**Written task:** Pull out each line of the data that includes the word "Price".

**Records for processing:**
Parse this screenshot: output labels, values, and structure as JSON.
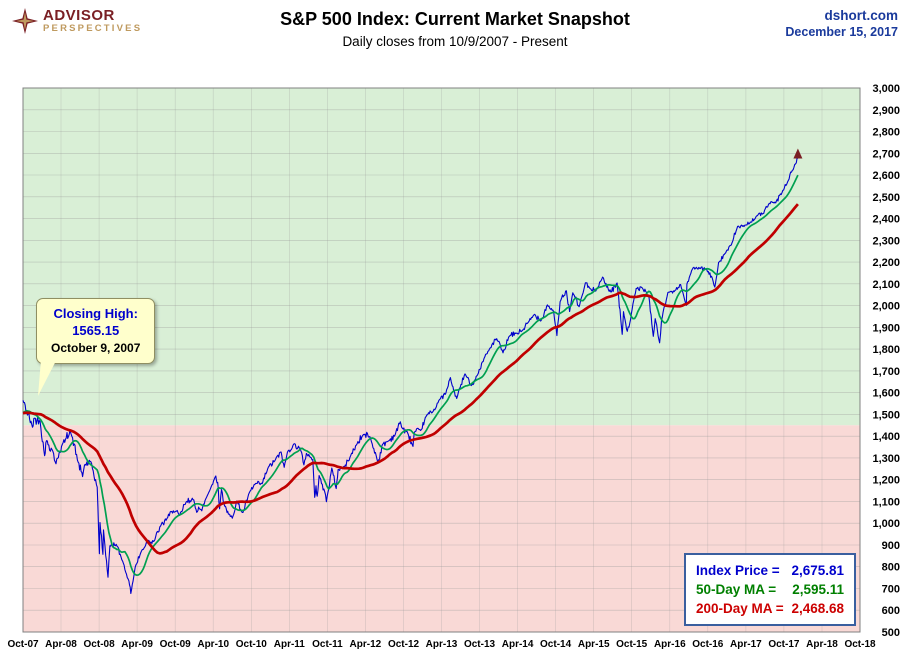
{
  "header": {
    "logo_line1": "ADVISOR",
    "logo_line2": "PERSPECTIVES",
    "title": "S&P 500 Index: Current Market Snapshot",
    "subtitle": "Daily closes from 10/9/2007 - Present",
    "site": "dshort.com",
    "date": "December 15, 2017"
  },
  "callout": {
    "line1": "Closing High:",
    "line2": "1565.15",
    "line3": "October 9, 2007"
  },
  "legend": {
    "border_color": "#3a5f9f",
    "items": [
      {
        "label": "Index Price = ",
        "value": "2,675.81",
        "color": "#0000cc"
      },
      {
        "label": "50-Day MA = ",
        "value": "2,595.11",
        "color": "#008000"
      },
      {
        "label": "200-Day MA = ",
        "value": "2,468.68",
        "color": "#cc0000"
      }
    ]
  },
  "chart_data": {
    "type": "line",
    "title": "S&P 500 Index: Current Market Snapshot",
    "subtitle": "Daily closes from 10/9/2007 - Present",
    "grid": true,
    "legend_position": "bottom-right",
    "x_axis": {
      "start": "Oct-2007",
      "domain_months": [
        0,
        132
      ],
      "tick_interval_months": 6,
      "tick_labels": [
        "Oct-07",
        "Apr-08",
        "Oct-08",
        "Apr-09",
        "Oct-09",
        "Apr-10",
        "Oct-10",
        "Apr-11",
        "Oct-11",
        "Apr-12",
        "Oct-12",
        "Apr-13",
        "Oct-13",
        "Apr-14",
        "Oct-14",
        "Apr-15",
        "Oct-15",
        "Apr-16",
        "Oct-16",
        "Apr-17",
        "Oct-17",
        "Apr-18",
        "Oct-18"
      ]
    },
    "y_axis": {
      "min": 500,
      "max": 3000,
      "tick_step": 100,
      "side": "right"
    },
    "regions": {
      "threshold_value": 1450,
      "above_color": "#d9efd6",
      "below_color": "#f9d9d6"
    },
    "annotations": [
      {
        "text": [
          "Closing High:",
          "1565.15",
          "October 9, 2007"
        ],
        "x_month": 0,
        "value": 1565.15
      }
    ],
    "series": [
      {
        "name": "Index Price",
        "color": "#0000cc",
        "current_value": 2675.81,
        "points": [
          [
            0,
            1565
          ],
          [
            1.5,
            1441
          ],
          [
            1.7,
            1481
          ],
          [
            2.7,
            1468
          ],
          [
            3.4,
            1310
          ],
          [
            3.7,
            1379
          ],
          [
            4.7,
            1331
          ],
          [
            5.2,
            1273
          ],
          [
            5.7,
            1323
          ],
          [
            6.7,
            1386
          ],
          [
            7.4,
            1426
          ],
          [
            7.7,
            1400
          ],
          [
            8.7,
            1280
          ],
          [
            9.4,
            1214
          ],
          [
            9.7,
            1267
          ],
          [
            10.7,
            1283
          ],
          [
            11.7,
            1166
          ],
          [
            12.05,
            860
          ],
          [
            12.15,
            1003
          ],
          [
            12.6,
            857
          ],
          [
            12.7,
            969
          ],
          [
            13.4,
            752
          ],
          [
            13.7,
            896
          ],
          [
            14.7,
            903
          ],
          [
            15.7,
            826
          ],
          [
            16.7,
            735
          ],
          [
            17.0,
            677
          ],
          [
            17.7,
            798
          ],
          [
            18.7,
            873
          ],
          [
            19.7,
            919
          ],
          [
            20.7,
            919
          ],
          [
            21.7,
            987
          ],
          [
            22.7,
            1021
          ],
          [
            23.7,
            1057
          ],
          [
            24.7,
            1036
          ],
          [
            25.7,
            1096
          ],
          [
            26.7,
            1115
          ],
          [
            27.4,
            1050
          ],
          [
            27.7,
            1074
          ],
          [
            28.2,
            1057
          ],
          [
            28.7,
            1104
          ],
          [
            29.7,
            1169
          ],
          [
            30.4,
            1217
          ],
          [
            30.7,
            1187
          ],
          [
            31.0,
            1066
          ],
          [
            31.3,
            1155
          ],
          [
            31.7,
            1089
          ],
          [
            32.4,
            1042
          ],
          [
            32.7,
            1031
          ],
          [
            33.0,
            1023
          ],
          [
            33.7,
            1102
          ],
          [
            34.3,
            1064
          ],
          [
            34.7,
            1049
          ],
          [
            35.7,
            1141
          ],
          [
            36.7,
            1183
          ],
          [
            37.4,
            1178
          ],
          [
            37.7,
            1181
          ],
          [
            38.7,
            1258
          ],
          [
            39.7,
            1286
          ],
          [
            40.7,
            1327
          ],
          [
            41.2,
            1257
          ],
          [
            41.7,
            1326
          ],
          [
            42.7,
            1364
          ],
          [
            43.7,
            1345
          ],
          [
            44.3,
            1268
          ],
          [
            44.7,
            1321
          ],
          [
            45.7,
            1292
          ],
          [
            46.0,
            1119
          ],
          [
            46.2,
            1172
          ],
          [
            46.4,
            1124
          ],
          [
            46.7,
            1219
          ],
          [
            47.7,
            1131
          ],
          [
            47.85,
            1099
          ],
          [
            48.7,
            1253
          ],
          [
            49.4,
            1159
          ],
          [
            49.7,
            1247
          ],
          [
            50.7,
            1258
          ],
          [
            51.7,
            1312
          ],
          [
            52.7,
            1366
          ],
          [
            53.7,
            1408
          ],
          [
            54.7,
            1398
          ],
          [
            55.7,
            1310
          ],
          [
            56.0,
            1278
          ],
          [
            56.7,
            1362
          ],
          [
            57.7,
            1379
          ],
          [
            58.7,
            1407
          ],
          [
            59.5,
            1466
          ],
          [
            59.7,
            1441
          ],
          [
            60.7,
            1412
          ],
          [
            61.5,
            1353
          ],
          [
            61.7,
            1416
          ],
          [
            62.7,
            1426
          ],
          [
            63.7,
            1498
          ],
          [
            64.7,
            1515
          ],
          [
            65.7,
            1569
          ],
          [
            66.7,
            1598
          ],
          [
            67.4,
            1669
          ],
          [
            67.7,
            1631
          ],
          [
            68.4,
            1573
          ],
          [
            68.7,
            1606
          ],
          [
            69.7,
            1686
          ],
          [
            70.7,
            1633
          ],
          [
            71.7,
            1682
          ],
          [
            72.7,
            1757
          ],
          [
            73.7,
            1806
          ],
          [
            74.7,
            1848
          ],
          [
            75.7,
            1783
          ],
          [
            76.7,
            1859
          ],
          [
            77.7,
            1872
          ],
          [
            78.7,
            1884
          ],
          [
            79.7,
            1924
          ],
          [
            80.7,
            1960
          ],
          [
            81.7,
            1931
          ],
          [
            82.7,
            2003
          ],
          [
            83.7,
            1972
          ],
          [
            84.2,
            1862
          ],
          [
            84.7,
            2018
          ],
          [
            85.7,
            2068
          ],
          [
            86.2,
            1973
          ],
          [
            86.7,
            2059
          ],
          [
            87.7,
            1995
          ],
          [
            88.7,
            2105
          ],
          [
            89.7,
            2068
          ],
          [
            90.7,
            2086
          ],
          [
            91.4,
            2131
          ],
          [
            91.7,
            2107
          ],
          [
            92.7,
            2063
          ],
          [
            93.7,
            2104
          ],
          [
            94.5,
            1868
          ],
          [
            94.7,
            1972
          ],
          [
            95.3,
            1882
          ],
          [
            95.7,
            1920
          ],
          [
            96.7,
            2079
          ],
          [
            97.7,
            2080
          ],
          [
            98.7,
            2044
          ],
          [
            99.4,
            1859
          ],
          [
            99.7,
            1940
          ],
          [
            100.4,
            1829
          ],
          [
            100.7,
            1932
          ],
          [
            101.7,
            2060
          ],
          [
            102.7,
            2065
          ],
          [
            103.7,
            2097
          ],
          [
            104.6,
            2001
          ],
          [
            104.7,
            2099
          ],
          [
            105.7,
            2174
          ],
          [
            106.7,
            2171
          ],
          [
            107.7,
            2168
          ],
          [
            108.7,
            2126
          ],
          [
            109.1,
            2085
          ],
          [
            109.7,
            2199
          ],
          [
            110.7,
            2239
          ],
          [
            111.7,
            2279
          ],
          [
            112.7,
            2364
          ],
          [
            113.7,
            2363
          ],
          [
            114.7,
            2384
          ],
          [
            115.7,
            2412
          ],
          [
            116.7,
            2423
          ],
          [
            117.7,
            2470
          ],
          [
            118.7,
            2472
          ],
          [
            119.7,
            2519
          ],
          [
            120.7,
            2575
          ],
          [
            121.7,
            2648
          ],
          [
            122.2,
            2676
          ]
        ]
      },
      {
        "name": "50-Day MA",
        "color": "#00a050",
        "current_value": 2595.11,
        "derived": "50-day moving average of Index Price"
      },
      {
        "name": "200-Day MA",
        "color": "#c00000",
        "current_value": 2468.68,
        "derived": "200-day moving average of Index Price"
      }
    ]
  }
}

**Response to the exercise:**
        "label": "Index Price = ",
        "name": "Index Price",
        "derived": "50-day moving average of Index Price"
        "derived": "200-day moving average of Index Price"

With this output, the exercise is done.